--- What you have to do ---
Exact reproduction is required for all entries.

* START *

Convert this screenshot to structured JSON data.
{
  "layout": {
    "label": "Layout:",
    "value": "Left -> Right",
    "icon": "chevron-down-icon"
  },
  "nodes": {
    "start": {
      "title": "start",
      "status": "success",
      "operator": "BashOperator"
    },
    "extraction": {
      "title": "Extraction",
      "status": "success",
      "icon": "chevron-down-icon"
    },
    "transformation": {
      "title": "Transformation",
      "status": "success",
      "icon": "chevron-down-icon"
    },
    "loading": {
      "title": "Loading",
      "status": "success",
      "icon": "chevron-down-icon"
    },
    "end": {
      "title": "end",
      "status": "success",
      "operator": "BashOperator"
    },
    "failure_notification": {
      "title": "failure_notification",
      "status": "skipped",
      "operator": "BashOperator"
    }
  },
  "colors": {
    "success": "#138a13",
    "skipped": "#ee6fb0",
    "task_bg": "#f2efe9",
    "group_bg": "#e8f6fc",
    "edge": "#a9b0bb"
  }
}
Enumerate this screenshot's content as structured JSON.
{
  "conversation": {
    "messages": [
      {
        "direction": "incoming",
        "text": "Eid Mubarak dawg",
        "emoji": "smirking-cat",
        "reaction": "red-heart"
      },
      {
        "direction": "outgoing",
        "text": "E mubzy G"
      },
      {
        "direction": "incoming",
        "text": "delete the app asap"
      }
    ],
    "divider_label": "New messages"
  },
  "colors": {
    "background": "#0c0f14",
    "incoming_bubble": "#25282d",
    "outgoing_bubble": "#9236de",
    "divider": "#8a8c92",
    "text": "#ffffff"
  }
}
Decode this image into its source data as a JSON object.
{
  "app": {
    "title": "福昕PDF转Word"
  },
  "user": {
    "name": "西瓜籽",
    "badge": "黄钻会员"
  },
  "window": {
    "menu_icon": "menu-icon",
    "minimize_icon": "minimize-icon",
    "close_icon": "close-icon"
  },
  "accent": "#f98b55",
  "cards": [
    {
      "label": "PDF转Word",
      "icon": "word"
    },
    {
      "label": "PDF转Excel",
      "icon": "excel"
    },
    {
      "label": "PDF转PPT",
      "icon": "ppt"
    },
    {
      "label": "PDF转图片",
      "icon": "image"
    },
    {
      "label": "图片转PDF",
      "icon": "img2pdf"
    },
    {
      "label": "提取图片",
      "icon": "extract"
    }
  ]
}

* END *

--- Answer to this exercise ---
Convert this screenshot to structured JSON data.
{
  "layout": {
    "label": "Layout:",
    "value": "Left -> Right",
    "icon": "chevron-down-icon"
  },
  "nodes": {
    "start": {
      "title": "start",
      "status": "success",
      "operator": "BashOperator"
    },
    "extraction": {
      "title": "Extraction",
      "status": "success",
      "icon": "chevron-down-icon"
    },
    "transformation": {
      "title": "Transformation",
      "status": "success",
      "icon": "chevron-down-icon"
    },
    "loading": {
      "title": "Loading",
      "status": "success",
      "icon": "chevron-down-icon"
    },
    "end": {
      "title": "end",
      "status": "success",
      "operator": "BashOperator"
    },
    "failure_notification": {
      "title": "failure_notification",
      "status": "skipped",
      "operator": "BashOperator"
    }
  },
  "colors": {
    "success": "#138a13",
    "skipped": "#ee6fb0",
    "task_bg": "#f2efe9",
    "group_bg": "#e8f6fc",
    "edge": "#a9b0bb"
  }
}
Enumerate this screenshot's content as structured JSON.
{
  "conversation": {
    "messages": [
      {
        "direction": "incoming",
        "text": "Eid Mubarak dawg",
        "emoji": "smirking-cat",
        "reaction": "red-heart"
      },
      {
        "direction": "outgoing",
        "text": "E mubzy G"
      },
      {
        "direction": "incoming",
        "text": "delete the app asap"
      }
    ],
    "divider_label": "New messages"
  },
  "colors": {
    "background": "#0c0f14",
    "incoming_bubble": "#25282d",
    "outgoing_bubble": "#9236de",
    "divider": "#8a8c92",
    "text": "#ffffff"
  }
}
Decode this image into its source data as a JSON object.
{
  "app": {
    "title": "福昕PDF转Word"
  },
  "user": {
    "name": "西瓜籽",
    "badge": "黄钻会员"
  },
  "window": {
    "menu_icon": "menu-icon",
    "minimize_icon": "minimize-icon",
    "close_icon": "close-icon"
  },
  "accent": "#f98b55",
  "cards": [
    {
      "label": "PDF转Word",
      "icon": "word"
    },
    {
      "label": "PDF转Excel",
      "icon": "excel"
    },
    {
      "label": "PDF转PPT",
      "icon": "ppt"
    },
    {
      "label": "PDF转图片",
      "icon": "image"
    },
    {
      "label": "图片转PDF",
      "icon": "img2pdf"
    },
    {
      "label": "提取图片",
      "icon": "extract"
    }
  ]
}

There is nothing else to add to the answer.